* Problem statement: Output the line that contains "Convert this document image to plain text." and every line after it to the end of the entries, with nothing added or left out.

* Records:
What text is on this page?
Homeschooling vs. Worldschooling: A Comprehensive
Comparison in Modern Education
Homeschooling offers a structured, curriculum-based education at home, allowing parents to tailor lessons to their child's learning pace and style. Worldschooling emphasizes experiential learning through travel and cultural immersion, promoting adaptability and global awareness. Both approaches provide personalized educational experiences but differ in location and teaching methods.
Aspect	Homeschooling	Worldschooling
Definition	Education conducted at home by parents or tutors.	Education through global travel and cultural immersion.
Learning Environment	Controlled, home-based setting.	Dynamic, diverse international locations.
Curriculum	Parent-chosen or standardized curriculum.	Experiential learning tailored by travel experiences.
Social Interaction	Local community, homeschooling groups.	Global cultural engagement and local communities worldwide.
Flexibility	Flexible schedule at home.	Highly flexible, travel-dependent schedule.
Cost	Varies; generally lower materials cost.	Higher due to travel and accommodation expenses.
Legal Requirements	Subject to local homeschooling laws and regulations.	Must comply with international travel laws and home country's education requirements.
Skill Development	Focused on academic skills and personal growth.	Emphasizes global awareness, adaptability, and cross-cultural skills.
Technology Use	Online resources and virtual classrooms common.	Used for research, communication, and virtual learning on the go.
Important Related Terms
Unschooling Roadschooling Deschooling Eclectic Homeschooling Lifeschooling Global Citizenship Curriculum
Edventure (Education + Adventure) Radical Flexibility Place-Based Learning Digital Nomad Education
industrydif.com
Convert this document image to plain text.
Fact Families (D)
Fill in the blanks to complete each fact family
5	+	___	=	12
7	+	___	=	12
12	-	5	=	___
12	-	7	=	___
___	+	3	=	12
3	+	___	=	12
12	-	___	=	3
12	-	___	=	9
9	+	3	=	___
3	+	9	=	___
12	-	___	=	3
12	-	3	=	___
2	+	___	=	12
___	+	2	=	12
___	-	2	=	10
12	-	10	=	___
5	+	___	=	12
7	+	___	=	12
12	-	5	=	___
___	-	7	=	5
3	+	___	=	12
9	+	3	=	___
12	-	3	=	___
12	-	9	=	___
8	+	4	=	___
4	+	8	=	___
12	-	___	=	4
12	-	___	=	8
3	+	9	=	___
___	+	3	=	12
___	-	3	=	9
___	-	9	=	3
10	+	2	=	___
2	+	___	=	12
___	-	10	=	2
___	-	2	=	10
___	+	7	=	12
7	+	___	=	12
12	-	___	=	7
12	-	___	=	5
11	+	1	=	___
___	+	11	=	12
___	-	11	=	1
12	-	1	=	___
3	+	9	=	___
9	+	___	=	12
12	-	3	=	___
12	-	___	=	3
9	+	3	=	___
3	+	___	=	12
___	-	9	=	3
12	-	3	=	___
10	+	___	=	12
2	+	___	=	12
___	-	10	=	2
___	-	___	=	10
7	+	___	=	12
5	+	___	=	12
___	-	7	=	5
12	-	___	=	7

* Problem solution:
Convert this document image to plain text.
Fact Families (D)
Fill in the blanks to complete each fact family
5	+	___	=	12
7	+	___	=	12
12	-	5	=	___
12	-	7	=	___
___	+	3	=	12
3	+	___	=	12
12	-	___	=	3
12	-	___	=	9
9	+	3	=	___
3	+	9	=	___
12	-	___	=	3
12	-	3	=	___
2	+	___	=	12
___	+	2	=	12
___	-	2	=	10
12	-	10	=	___
5	+	___	=	12
7	+	___	=	12
12	-	5	=	___
___	-	7	=	5
3	+	___	=	12
9	+	3	=	___
12	-	3	=	___
12	-	9	=	___
8	+	4	=	___
4	+	8	=	___
12	-	___	=	4
12	-	___	=	8
3	+	9	=	___
___	+	3	=	12
___	-	3	=	9
___	-	9	=	3
10	+	2	=	___
2	+	___	=	12
___	-	10	=	2
___	-	2	=	10
___	+	7	=	12
7	+	___	=	12
12	-	___	=	7
12	-	___	=	5
11	+	1	=	___
___	+	11	=	12
___	-	11	=	1
12	-	1	=	___
3	+	9	=	___
9	+	___	=	12
12	-	3	=	___
12	-	___	=	3
9	+	3	=	___
3	+	___	=	12
___	-	9	=	3
12	-	3	=	___
10	+	___	=	12
2	+	___	=	12
___	-	10	=	2
___	-	___	=	10
7	+	___	=	12
5	+	___	=	12
___	-	7	=	5
12	-	___	=	7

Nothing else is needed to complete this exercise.